• [PROBLEM DESCRIPTION] Copy each line below in which the string "оборудованные" occurs.

····················

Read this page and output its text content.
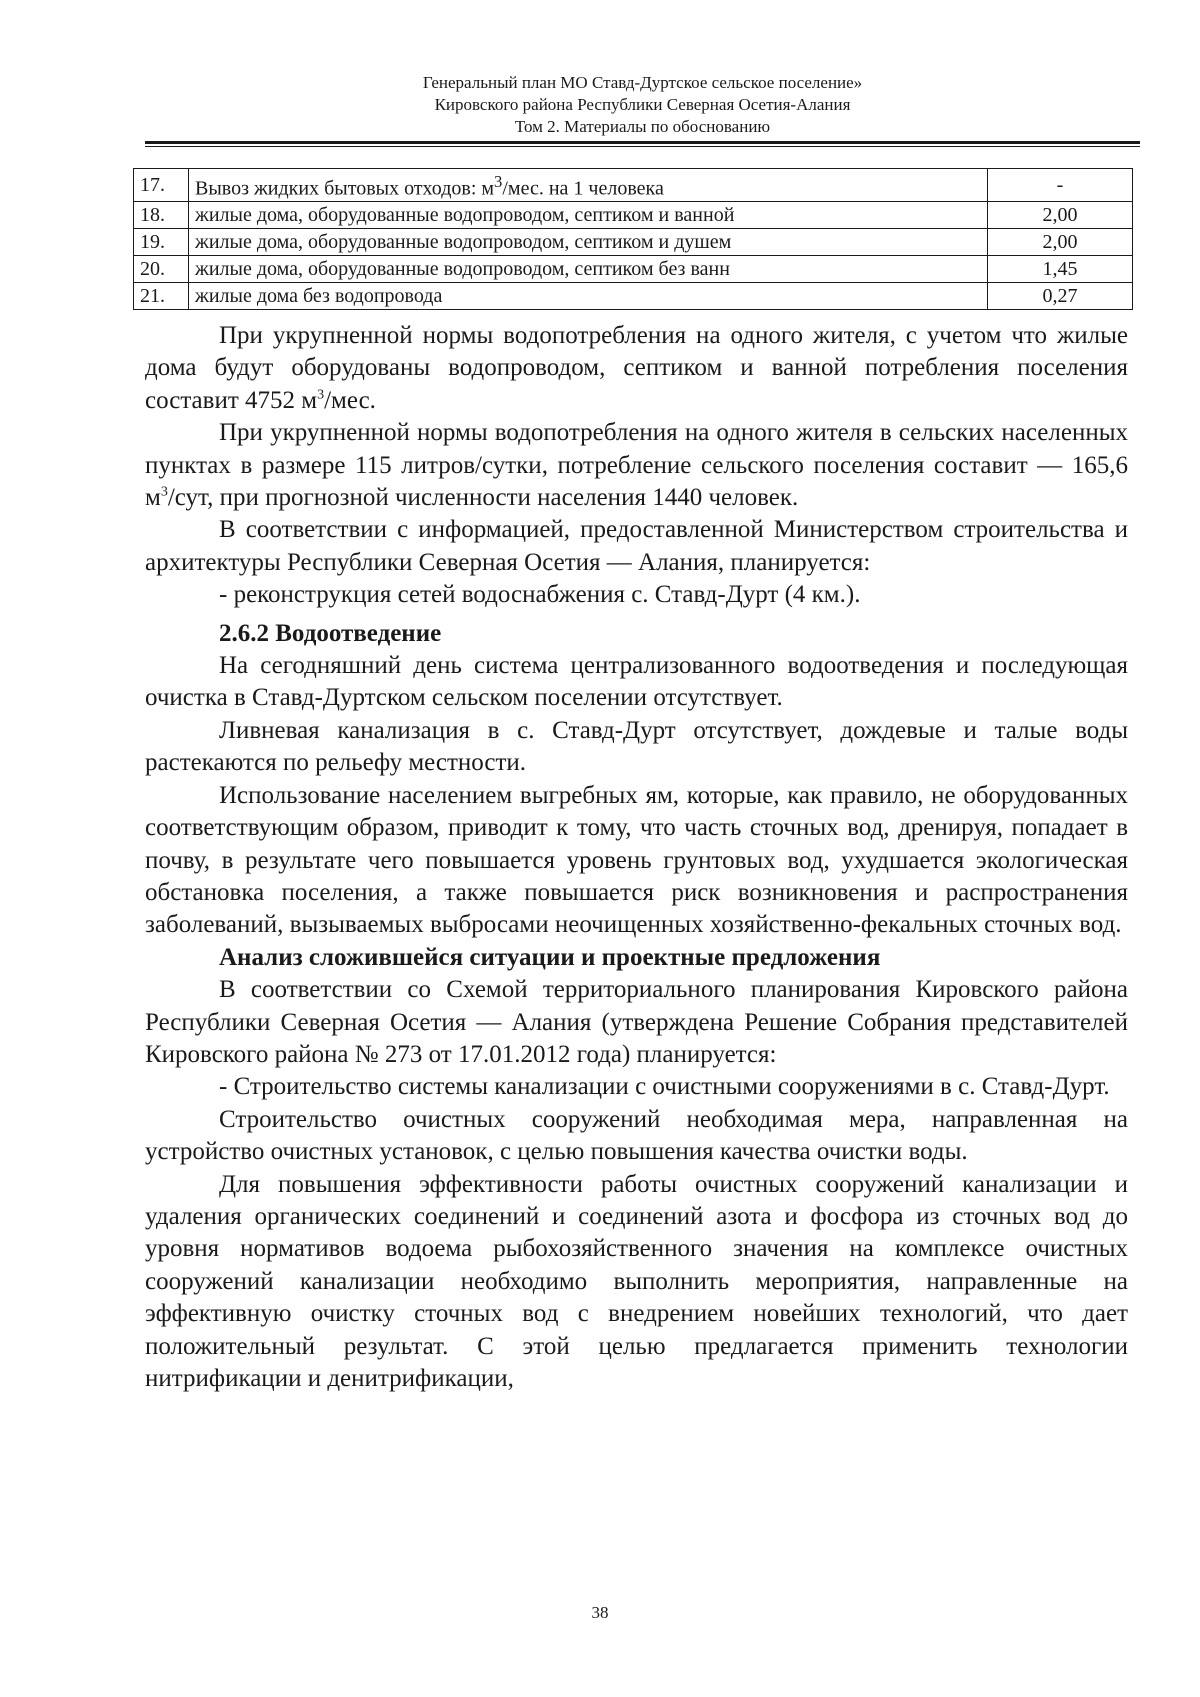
Генеральный план МО Ставд-Дуртское сельское поселение»
Кировского района Республики Северная Осетия-Алания
Том 2. Материалы по обоснованию
17.	Вывоз жидких бытовых отходов: $м^3$/мес. на 1 человека	-
18.	жилые дома, оборудованные водопроводом, септиком и ванной	2,00
19.	жилые дома, оборудованные водопроводом, септиком и душем	2,00
20.	жилые дома, оборудованные водопроводом, септиком без ванн	1,45
21.	жилые дома без водопровода	0,27

При укрупненной нормы водопотребления на одного жителя, с учетом что жилые дома будут оборудованы водопроводом, септиком и ванной потребления поселения составит 4752 $м^3$/мес.

При укрупненной нормы водопотребления на одного жителя в сельских населенных пунктах в размере 115 литров/сутки, потребление сельского поселения составит — 165,6 $м^3$/сут, при прогнозной численности населения 1440 человек.

В соответствии с информацией, предоставленной Министерством строительства и архитектуры Республики Северная Осетия — Алания, планируется:

- реконструкция сетей водоснабжения с. Ставд-Дурт (4 км.).

2.6.2 Водоотведение

На сегодняшний день система централизованного водоотведения и последующая очистка в Ставд-Дуртском сельском поселении отсутствует.

Ливневая канализация в с. Ставд-Дурт отсутствует, дождевые и талые воды растекаются по рельефу местности.

Использование населением выгребных ям, которые, как правило, не оборудованных соответствующим образом, приводит к тому, что часть сточных вод, дренируя, попадает в почву, в результате чего повышается уровень грунтовых вод, ухудшается экологическая обстановка поселения, а также повышается риск возникновения и распространения заболеваний, вызываемых выбросами неочищенных хозяйственно-фекальных сточных вод.

Анализ сложившейся ситуации и проектные предложения

В соответствии со Схемой территориального планирования Кировского района Республики Северная Осетия — Алания (утверждена Решение Собрания представителей Кировского района № 273 от 17.01.2012 года) планируется:

- Строительство системы канализации с очистными сооружениями в с. Ставд-Дурт.

Строительство очистных сооружений необходимая мера, направленная на устройство очистных установок, с целью повышения качества очистки воды.

Для повышения эффективности работы очистных сооружений канализации и удаления органических соединений и соединений азота и фосфора из сточных вод до уровня нормативов водоема рыбохозяйственного значения на комплексе очистных сооружений канализации необходимо выполнить мероприятия, направленные на эффективную очистку сточных вод с внедрением новейших технологий, что дает положительный результат. С этой целью предлагается применить технологии нитрификации и денитрификации,

38
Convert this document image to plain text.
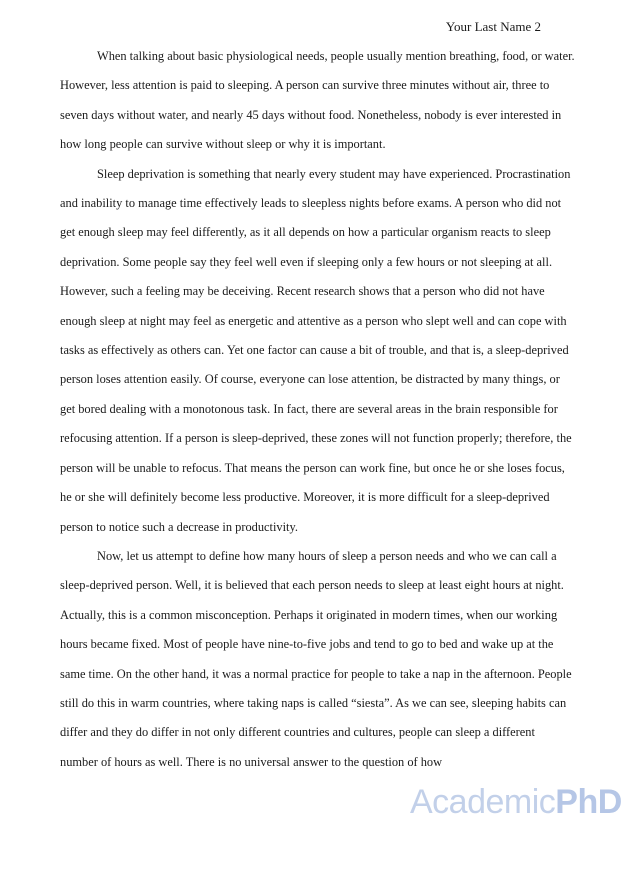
Your Last Name 2

When talking about basic physiological needs, people usually mention breathing, food, or water. However, less attention is paid to sleeping. A person can survive three minutes without air, three to seven days without water, and nearly 45 days without food. Nonetheless, nobody is ever interested in how long people can survive without sleep or why it is important.

Sleep deprivation is something that nearly every student may have experienced. Procrastination and inability to manage time effectively leads to sleepless nights before exams. A person who did not get enough sleep may feel differently, as it all depends on how a particular organism reacts to sleep deprivation. Some people say they feel well even if sleeping only a few hours or not sleeping at all. However, such a feeling may be deceiving. Recent research shows that a person who did not have enough sleep at night may feel as energetic and attentive as a person who slept well and can cope with tasks as effectively as others can. Yet one factor can cause a bit of trouble, and that is, a sleep-deprived person loses attention easily. Of course, everyone can lose attention, be distracted by many things, or get bored dealing with a monotonous task. In fact, there are several areas in the brain responsible for refocusing attention. If a person is sleep-deprived, these zones will not function properly; therefore, the person will be unable to refocus. That means the person can work fine, but once he or she loses focus, he or she will definitely become less productive. Moreover, it is more difficult for a sleep-deprived person to notice such a decrease in productivity.

Now, let us attempt to define how many hours of sleep a person needs and who we can call a sleep-deprived person. Well, it is believed that each person needs to sleep at least eight hours at night. Actually, this is a common misconception. Perhaps it originated in modern times, when our working hours became fixed. Most of people have nine-to-five jobs and tend to go to bed and wake up at the same time. On the other hand, it was a normal practice for people to take a nap in the afternoon. People still do this in warm countries, where taking naps is called “siesta”. As we can see, sleeping habits can differ and they do differ in not only different countries and cultures, people can sleep a different number of hours as well. There is no universal answer to the question of how

AcademicPhD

····················

• [ANSWER TO THE EXERCISE]
18.	жилые дома, оборудованные водопроводом, септиком и ванной	2,00
19.	жилые дома, оборудованные водопроводом, септиком и душем	2,00
20.	жилые дома, оборудованные водопроводом, септиком без ванн	1,45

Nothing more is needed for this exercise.